_Exercise aim_:
Find each line holding "yicha" and copy it out.

_Source data_:
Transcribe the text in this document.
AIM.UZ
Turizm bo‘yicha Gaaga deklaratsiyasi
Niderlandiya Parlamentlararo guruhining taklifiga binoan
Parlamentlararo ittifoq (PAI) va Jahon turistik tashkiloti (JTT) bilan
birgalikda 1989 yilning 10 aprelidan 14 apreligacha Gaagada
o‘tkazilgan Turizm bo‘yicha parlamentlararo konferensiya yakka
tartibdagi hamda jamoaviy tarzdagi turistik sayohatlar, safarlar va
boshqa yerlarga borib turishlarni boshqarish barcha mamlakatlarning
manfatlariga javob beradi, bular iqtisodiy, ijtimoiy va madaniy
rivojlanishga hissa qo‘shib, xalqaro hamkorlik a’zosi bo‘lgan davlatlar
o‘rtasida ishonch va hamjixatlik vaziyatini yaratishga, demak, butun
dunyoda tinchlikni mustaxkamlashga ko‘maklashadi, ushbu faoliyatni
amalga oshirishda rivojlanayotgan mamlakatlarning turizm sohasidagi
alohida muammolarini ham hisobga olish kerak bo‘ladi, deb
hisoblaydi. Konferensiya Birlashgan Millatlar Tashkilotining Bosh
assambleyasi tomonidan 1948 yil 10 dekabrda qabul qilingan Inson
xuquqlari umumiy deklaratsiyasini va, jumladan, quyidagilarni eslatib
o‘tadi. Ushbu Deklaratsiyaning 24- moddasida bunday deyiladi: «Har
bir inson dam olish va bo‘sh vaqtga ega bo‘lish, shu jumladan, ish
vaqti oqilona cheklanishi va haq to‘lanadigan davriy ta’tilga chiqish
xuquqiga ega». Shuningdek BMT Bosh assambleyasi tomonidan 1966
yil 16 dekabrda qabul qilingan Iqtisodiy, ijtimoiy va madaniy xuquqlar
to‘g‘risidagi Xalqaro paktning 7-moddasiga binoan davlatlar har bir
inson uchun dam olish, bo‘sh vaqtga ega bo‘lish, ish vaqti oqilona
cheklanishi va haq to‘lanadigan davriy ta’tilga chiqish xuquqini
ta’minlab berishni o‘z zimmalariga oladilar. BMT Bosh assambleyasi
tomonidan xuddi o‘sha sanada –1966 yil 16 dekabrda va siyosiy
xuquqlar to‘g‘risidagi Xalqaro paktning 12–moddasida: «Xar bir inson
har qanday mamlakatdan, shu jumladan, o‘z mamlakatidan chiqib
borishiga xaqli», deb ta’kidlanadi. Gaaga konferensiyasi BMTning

_Written solution_:
Turizm bo‘yicha Gaaga deklaratsiyasi
o‘tkazilgan Turizm bo‘yicha parlamentlararo konferensiya yakka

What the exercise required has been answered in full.